### GIVEN INSTRUCTION
Your task is to copy every line of the records below that contains "ANIL".

Data records

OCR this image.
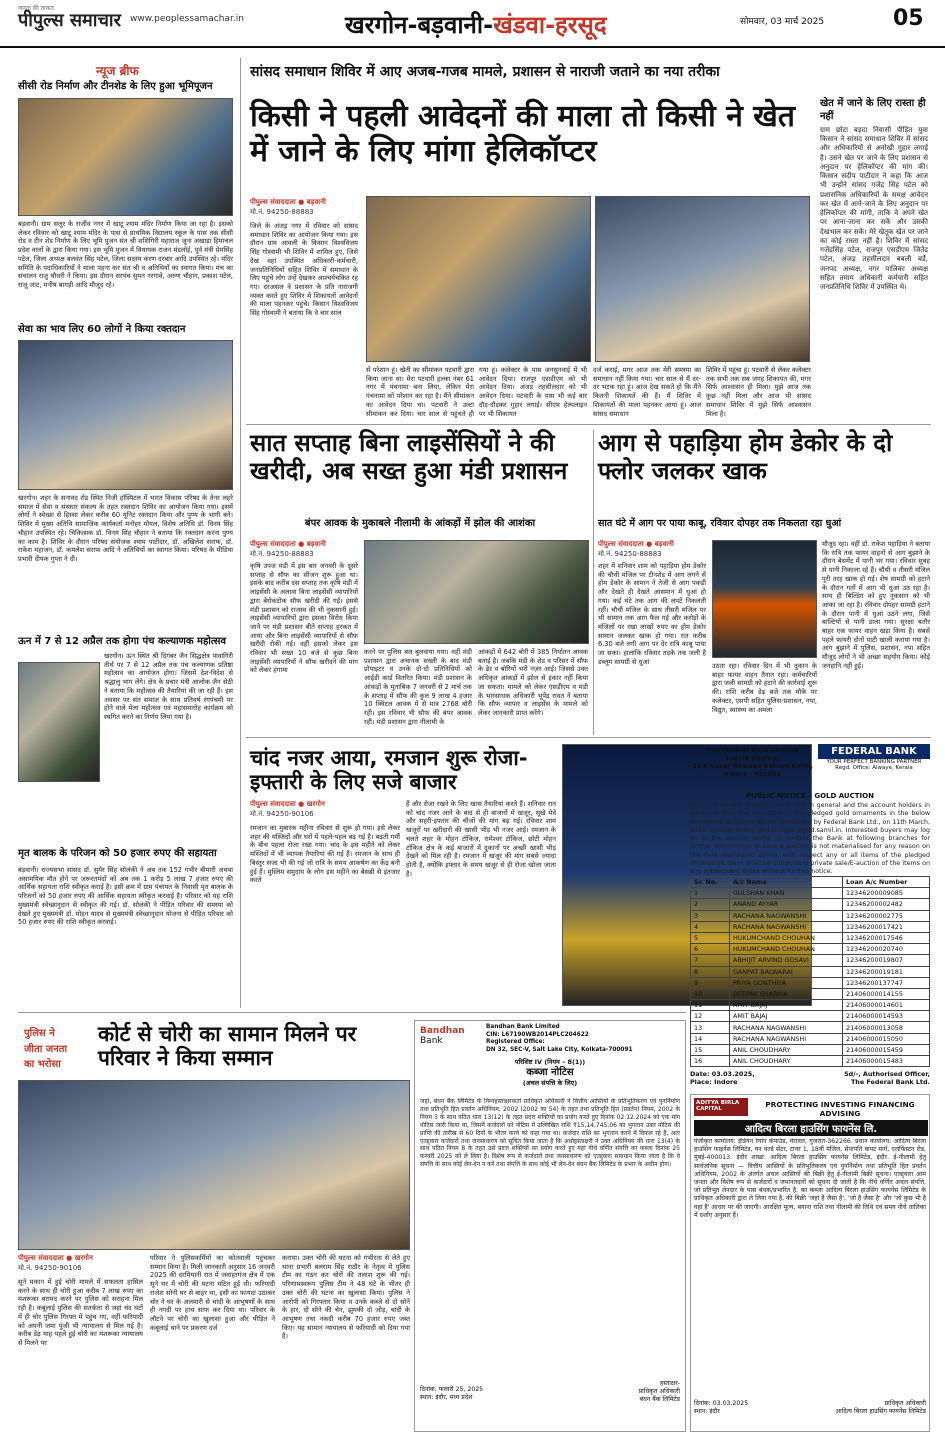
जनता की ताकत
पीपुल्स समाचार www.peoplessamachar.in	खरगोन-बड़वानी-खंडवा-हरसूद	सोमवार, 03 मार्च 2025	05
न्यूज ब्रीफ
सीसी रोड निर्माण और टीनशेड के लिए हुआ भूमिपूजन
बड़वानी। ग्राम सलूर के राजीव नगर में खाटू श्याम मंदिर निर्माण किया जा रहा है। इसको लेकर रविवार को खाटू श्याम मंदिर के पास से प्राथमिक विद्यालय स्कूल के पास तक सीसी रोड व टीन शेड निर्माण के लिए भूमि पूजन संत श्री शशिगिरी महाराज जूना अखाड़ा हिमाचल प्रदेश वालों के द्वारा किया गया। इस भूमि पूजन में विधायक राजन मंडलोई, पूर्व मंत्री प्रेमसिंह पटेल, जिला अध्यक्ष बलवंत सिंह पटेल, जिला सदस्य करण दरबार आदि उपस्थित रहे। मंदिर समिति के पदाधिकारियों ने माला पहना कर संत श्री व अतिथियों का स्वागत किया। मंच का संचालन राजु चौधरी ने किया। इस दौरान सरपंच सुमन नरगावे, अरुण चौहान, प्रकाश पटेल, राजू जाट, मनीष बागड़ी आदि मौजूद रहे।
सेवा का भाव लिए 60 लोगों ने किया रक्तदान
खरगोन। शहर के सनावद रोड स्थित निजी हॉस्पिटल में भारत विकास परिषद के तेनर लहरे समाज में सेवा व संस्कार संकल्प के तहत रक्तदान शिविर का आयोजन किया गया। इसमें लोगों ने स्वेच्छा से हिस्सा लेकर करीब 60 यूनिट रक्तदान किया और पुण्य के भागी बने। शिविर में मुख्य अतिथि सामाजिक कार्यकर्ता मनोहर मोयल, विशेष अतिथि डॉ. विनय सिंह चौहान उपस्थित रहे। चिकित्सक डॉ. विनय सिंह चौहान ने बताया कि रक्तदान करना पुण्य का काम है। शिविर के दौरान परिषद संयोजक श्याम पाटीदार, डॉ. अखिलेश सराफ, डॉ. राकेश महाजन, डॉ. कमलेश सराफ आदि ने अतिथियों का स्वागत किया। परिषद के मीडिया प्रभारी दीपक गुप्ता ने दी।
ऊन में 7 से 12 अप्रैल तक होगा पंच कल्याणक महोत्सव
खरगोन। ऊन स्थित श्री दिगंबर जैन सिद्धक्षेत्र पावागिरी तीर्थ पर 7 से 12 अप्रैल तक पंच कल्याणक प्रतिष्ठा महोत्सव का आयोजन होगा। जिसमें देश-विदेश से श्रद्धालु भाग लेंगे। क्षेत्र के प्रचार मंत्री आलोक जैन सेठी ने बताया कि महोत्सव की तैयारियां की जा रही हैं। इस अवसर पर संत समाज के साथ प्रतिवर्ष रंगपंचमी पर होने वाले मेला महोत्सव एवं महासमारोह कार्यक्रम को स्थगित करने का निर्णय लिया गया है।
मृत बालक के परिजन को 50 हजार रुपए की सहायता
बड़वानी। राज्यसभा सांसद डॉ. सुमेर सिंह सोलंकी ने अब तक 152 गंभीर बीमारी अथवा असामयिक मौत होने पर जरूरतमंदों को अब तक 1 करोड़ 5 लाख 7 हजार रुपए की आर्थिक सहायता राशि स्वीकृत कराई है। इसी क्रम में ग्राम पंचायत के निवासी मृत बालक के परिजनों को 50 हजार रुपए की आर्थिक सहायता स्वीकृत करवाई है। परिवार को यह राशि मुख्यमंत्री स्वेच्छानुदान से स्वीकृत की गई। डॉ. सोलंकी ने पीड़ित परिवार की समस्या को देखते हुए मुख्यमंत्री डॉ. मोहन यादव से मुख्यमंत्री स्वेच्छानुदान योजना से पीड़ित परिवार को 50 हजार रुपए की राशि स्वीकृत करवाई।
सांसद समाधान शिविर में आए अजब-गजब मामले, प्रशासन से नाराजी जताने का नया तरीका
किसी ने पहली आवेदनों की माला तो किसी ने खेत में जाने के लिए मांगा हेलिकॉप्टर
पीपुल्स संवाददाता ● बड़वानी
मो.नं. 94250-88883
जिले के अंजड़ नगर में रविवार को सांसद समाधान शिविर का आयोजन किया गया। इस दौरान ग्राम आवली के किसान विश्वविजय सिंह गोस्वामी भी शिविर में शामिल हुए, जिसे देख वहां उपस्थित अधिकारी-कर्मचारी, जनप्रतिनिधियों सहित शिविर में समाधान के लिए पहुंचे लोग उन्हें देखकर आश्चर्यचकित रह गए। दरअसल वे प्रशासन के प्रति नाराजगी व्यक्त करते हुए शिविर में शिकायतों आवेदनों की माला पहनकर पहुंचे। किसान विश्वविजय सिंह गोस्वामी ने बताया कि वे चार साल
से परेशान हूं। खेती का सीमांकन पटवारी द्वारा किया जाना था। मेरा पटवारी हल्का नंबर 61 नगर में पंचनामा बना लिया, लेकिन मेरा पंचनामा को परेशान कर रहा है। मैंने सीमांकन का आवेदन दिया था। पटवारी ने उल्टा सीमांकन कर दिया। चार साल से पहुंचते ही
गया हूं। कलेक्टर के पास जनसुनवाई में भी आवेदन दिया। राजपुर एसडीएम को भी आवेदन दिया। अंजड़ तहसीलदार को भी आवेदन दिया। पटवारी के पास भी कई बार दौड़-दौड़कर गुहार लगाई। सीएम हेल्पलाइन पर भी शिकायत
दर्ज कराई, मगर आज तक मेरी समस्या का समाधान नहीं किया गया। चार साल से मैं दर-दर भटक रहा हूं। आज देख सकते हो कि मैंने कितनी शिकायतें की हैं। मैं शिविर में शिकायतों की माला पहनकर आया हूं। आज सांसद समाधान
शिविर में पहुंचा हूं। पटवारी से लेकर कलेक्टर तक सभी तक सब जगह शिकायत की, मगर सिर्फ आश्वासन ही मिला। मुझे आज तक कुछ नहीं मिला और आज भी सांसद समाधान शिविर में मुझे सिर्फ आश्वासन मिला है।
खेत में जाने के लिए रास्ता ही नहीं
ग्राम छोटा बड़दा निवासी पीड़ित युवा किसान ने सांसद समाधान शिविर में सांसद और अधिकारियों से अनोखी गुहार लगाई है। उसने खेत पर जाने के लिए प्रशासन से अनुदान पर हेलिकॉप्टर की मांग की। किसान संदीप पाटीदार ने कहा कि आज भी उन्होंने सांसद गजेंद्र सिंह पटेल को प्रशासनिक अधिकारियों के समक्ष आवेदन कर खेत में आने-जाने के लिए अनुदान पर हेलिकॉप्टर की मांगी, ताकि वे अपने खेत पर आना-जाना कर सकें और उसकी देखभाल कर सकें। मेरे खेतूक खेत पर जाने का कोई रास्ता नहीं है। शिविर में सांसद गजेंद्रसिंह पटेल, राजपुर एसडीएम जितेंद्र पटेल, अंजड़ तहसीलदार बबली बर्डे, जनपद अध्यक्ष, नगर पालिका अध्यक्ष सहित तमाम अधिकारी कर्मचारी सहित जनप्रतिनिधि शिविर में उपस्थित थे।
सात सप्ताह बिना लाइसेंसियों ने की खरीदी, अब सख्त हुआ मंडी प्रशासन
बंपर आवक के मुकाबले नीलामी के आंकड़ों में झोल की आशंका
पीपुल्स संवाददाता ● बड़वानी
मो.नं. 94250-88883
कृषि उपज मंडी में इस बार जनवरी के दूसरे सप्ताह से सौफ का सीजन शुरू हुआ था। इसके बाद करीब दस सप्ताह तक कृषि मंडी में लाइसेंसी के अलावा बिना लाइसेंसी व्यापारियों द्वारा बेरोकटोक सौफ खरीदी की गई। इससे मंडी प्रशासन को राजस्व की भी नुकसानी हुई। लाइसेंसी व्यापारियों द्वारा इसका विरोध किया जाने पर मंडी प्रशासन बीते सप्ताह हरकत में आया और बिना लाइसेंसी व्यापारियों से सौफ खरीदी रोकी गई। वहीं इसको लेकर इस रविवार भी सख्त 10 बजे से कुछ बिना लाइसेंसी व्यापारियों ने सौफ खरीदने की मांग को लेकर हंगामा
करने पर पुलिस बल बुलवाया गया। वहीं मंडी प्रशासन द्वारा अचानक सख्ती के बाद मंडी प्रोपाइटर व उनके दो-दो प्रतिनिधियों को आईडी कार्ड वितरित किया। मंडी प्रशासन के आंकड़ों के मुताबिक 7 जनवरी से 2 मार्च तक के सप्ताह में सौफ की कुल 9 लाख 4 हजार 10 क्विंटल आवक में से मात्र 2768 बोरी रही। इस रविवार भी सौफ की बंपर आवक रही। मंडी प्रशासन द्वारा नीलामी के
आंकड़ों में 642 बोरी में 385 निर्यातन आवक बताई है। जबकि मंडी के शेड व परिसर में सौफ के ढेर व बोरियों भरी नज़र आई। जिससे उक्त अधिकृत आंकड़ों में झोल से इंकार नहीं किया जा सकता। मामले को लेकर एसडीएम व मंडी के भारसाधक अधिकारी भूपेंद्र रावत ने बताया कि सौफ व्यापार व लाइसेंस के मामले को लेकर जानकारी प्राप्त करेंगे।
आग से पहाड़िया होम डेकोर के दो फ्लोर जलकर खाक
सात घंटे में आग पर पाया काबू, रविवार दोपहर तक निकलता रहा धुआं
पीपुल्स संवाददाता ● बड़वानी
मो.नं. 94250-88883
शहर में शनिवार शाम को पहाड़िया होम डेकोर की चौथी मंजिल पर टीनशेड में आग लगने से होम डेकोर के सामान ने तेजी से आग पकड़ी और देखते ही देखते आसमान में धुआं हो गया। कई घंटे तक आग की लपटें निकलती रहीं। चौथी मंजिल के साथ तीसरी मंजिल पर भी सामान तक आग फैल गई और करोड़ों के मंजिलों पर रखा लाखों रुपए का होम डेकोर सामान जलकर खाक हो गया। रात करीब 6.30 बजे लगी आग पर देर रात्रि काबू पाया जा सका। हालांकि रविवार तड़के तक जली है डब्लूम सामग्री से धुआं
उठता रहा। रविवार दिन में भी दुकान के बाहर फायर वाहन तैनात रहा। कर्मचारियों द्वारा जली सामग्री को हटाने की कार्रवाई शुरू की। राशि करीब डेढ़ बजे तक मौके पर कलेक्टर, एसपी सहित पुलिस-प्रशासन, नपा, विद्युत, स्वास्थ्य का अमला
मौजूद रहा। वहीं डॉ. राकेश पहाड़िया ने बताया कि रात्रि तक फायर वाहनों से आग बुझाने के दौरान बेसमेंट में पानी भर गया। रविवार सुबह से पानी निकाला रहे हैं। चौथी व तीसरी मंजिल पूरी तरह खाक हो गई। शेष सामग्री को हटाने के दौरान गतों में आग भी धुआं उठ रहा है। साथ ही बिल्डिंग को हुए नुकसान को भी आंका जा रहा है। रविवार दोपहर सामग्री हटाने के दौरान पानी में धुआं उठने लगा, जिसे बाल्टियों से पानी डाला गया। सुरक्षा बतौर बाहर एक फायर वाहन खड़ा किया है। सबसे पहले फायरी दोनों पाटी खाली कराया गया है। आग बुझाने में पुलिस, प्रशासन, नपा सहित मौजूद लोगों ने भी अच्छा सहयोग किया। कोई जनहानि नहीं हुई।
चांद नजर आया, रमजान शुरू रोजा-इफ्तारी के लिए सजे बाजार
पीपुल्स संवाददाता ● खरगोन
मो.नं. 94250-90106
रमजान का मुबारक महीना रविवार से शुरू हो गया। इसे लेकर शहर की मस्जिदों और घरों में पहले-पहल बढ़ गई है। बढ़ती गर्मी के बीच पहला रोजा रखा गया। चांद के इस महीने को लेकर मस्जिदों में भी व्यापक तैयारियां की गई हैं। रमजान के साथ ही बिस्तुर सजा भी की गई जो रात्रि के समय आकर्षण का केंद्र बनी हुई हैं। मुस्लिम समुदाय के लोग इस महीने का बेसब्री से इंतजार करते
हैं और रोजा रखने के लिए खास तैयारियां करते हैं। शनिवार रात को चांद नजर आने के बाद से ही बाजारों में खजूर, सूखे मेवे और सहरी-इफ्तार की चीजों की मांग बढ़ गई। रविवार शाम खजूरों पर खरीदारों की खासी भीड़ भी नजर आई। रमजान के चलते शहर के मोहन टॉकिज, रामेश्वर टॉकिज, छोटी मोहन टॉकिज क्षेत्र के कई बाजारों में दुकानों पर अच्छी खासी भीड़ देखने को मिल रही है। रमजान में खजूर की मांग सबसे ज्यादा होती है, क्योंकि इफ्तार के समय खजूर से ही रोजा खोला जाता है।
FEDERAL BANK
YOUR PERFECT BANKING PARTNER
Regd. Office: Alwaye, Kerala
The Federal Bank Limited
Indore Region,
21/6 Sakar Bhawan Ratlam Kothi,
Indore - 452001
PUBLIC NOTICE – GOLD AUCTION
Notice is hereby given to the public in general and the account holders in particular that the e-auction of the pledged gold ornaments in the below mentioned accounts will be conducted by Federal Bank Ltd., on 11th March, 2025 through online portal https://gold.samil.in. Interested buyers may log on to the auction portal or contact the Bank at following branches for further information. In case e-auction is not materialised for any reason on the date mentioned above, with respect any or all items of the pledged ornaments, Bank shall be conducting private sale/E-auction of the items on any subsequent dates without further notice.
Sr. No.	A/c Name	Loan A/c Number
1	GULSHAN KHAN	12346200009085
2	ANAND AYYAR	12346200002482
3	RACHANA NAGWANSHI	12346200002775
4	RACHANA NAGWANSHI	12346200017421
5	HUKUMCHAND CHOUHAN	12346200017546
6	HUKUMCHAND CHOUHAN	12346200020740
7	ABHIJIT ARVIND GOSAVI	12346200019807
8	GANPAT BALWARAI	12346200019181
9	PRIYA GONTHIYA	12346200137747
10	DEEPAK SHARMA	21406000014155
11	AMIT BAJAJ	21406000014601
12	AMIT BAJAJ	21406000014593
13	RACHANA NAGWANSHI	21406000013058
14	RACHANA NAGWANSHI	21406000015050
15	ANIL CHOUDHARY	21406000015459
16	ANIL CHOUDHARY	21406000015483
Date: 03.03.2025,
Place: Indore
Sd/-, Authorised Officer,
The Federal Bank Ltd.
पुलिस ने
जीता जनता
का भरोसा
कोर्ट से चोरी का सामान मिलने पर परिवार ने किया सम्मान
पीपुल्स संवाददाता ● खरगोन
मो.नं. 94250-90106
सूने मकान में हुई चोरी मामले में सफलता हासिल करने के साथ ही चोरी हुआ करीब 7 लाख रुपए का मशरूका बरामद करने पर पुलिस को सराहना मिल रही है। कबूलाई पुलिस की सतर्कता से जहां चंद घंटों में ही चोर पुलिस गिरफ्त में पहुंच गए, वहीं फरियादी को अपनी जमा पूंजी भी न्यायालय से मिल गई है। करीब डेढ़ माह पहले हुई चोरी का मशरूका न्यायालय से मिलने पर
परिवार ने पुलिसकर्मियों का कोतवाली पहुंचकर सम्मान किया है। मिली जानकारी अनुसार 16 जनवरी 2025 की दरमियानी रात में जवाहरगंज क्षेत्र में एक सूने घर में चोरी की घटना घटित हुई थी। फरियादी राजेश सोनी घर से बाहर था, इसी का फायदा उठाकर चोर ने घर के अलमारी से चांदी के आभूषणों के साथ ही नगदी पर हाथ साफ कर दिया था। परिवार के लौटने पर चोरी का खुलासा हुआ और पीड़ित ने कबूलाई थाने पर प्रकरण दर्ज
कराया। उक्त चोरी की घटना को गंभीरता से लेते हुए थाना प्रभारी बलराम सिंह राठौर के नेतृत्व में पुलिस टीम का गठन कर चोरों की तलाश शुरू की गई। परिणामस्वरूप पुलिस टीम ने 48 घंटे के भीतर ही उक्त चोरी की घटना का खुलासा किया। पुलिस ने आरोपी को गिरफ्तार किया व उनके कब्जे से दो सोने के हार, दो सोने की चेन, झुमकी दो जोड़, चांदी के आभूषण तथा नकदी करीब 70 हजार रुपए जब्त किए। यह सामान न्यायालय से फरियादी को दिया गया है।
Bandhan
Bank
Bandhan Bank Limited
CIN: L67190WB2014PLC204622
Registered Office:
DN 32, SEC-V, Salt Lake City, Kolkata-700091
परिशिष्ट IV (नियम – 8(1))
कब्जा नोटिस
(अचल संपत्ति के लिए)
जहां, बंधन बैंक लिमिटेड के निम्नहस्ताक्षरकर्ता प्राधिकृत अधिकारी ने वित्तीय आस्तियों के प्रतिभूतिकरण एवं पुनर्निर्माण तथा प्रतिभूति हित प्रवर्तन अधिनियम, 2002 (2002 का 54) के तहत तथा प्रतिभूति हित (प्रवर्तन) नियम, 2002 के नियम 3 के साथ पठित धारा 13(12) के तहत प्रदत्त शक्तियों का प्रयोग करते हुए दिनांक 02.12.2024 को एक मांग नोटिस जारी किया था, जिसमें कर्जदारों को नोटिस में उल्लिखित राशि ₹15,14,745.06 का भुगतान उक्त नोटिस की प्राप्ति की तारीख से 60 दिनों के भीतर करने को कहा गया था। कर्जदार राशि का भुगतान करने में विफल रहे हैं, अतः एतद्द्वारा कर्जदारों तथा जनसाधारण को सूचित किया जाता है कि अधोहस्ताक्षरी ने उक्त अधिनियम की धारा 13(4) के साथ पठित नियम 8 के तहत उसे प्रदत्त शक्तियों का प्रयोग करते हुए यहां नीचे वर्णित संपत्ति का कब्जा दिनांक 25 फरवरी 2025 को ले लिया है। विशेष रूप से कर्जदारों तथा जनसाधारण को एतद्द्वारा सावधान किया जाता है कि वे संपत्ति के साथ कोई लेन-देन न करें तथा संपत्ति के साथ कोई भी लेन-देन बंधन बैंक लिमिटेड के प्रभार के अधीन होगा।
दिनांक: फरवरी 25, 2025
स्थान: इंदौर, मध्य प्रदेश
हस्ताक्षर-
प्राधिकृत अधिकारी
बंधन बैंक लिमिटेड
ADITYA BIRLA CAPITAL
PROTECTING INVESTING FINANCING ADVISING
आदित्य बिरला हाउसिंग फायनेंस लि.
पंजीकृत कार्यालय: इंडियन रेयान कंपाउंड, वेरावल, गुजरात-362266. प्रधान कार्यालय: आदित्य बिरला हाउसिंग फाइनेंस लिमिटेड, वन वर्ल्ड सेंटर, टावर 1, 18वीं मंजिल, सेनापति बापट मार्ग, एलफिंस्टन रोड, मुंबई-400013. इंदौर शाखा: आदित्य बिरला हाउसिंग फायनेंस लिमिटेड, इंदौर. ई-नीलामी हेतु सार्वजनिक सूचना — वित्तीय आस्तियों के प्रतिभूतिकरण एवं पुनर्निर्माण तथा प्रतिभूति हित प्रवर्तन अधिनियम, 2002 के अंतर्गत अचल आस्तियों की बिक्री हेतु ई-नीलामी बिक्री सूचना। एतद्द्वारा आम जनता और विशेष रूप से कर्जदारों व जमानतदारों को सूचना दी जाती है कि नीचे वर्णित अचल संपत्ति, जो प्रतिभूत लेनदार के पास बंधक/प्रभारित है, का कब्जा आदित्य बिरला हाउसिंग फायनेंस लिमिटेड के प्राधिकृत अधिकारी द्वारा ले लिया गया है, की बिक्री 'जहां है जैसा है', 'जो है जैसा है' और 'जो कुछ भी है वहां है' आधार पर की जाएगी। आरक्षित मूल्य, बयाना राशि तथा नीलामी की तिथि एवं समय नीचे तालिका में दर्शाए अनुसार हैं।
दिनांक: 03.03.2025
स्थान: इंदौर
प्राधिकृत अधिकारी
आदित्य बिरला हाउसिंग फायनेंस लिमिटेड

--

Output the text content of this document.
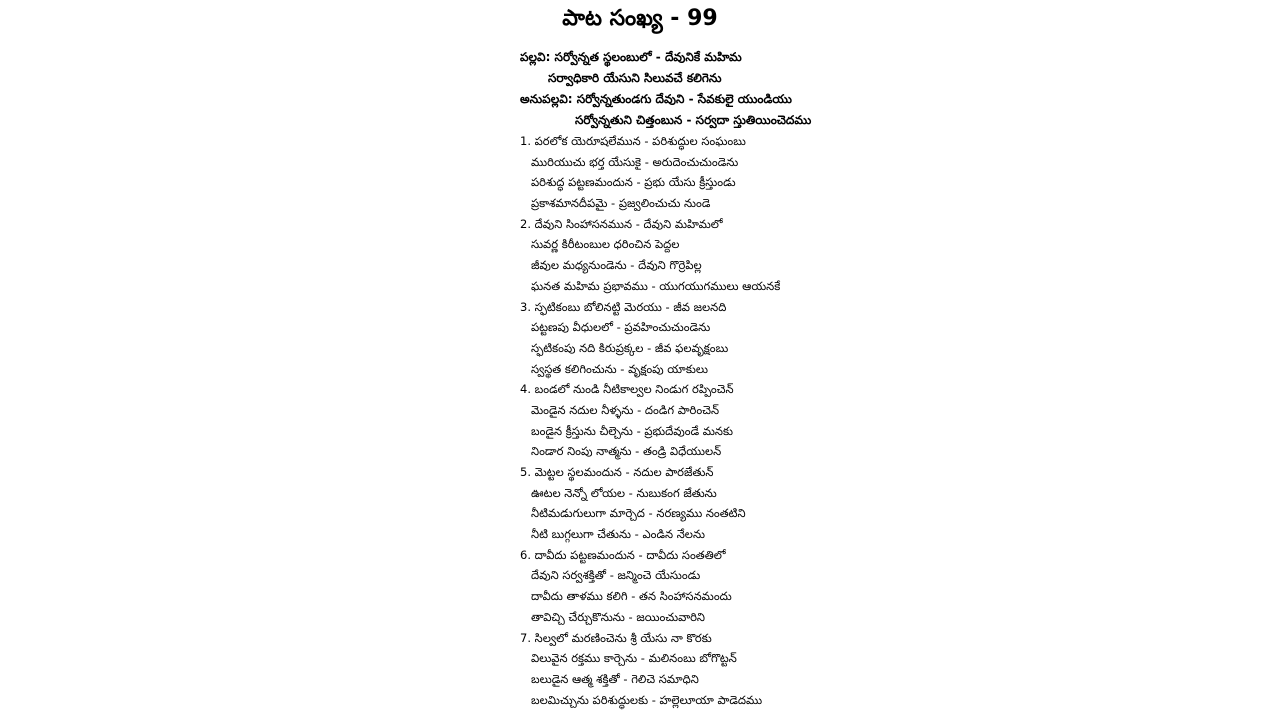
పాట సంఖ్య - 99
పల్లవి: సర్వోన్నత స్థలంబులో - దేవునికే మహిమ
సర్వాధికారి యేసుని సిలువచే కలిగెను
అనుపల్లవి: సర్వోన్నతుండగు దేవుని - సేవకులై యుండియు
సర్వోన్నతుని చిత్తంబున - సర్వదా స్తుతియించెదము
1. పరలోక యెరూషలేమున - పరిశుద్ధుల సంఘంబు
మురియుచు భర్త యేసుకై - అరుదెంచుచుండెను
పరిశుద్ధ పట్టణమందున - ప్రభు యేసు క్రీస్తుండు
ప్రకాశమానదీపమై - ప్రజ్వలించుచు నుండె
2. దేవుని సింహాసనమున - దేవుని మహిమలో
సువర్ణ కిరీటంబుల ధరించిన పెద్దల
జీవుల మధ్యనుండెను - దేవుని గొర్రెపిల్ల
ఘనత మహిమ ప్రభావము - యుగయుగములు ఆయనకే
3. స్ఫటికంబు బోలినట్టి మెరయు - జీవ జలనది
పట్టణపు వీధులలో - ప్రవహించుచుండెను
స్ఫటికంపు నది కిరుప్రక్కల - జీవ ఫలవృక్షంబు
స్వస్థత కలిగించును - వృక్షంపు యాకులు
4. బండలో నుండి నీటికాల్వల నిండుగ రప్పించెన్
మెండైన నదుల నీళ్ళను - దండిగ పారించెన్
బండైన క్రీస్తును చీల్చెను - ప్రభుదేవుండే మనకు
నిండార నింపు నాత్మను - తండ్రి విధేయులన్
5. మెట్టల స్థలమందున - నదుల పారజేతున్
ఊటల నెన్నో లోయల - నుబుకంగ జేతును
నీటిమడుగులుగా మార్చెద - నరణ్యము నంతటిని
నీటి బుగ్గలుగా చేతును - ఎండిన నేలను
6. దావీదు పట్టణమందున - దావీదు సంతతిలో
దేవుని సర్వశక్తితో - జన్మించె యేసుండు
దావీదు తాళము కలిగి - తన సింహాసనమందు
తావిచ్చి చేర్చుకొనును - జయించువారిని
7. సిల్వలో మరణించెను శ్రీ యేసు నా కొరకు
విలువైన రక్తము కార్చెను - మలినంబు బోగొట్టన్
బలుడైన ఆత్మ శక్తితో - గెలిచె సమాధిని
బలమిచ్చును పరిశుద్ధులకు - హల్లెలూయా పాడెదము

### ANSWER
15	ANIL CHOUDHARY	21406000015459
16	ANIL CHOUDHARY	21406000015483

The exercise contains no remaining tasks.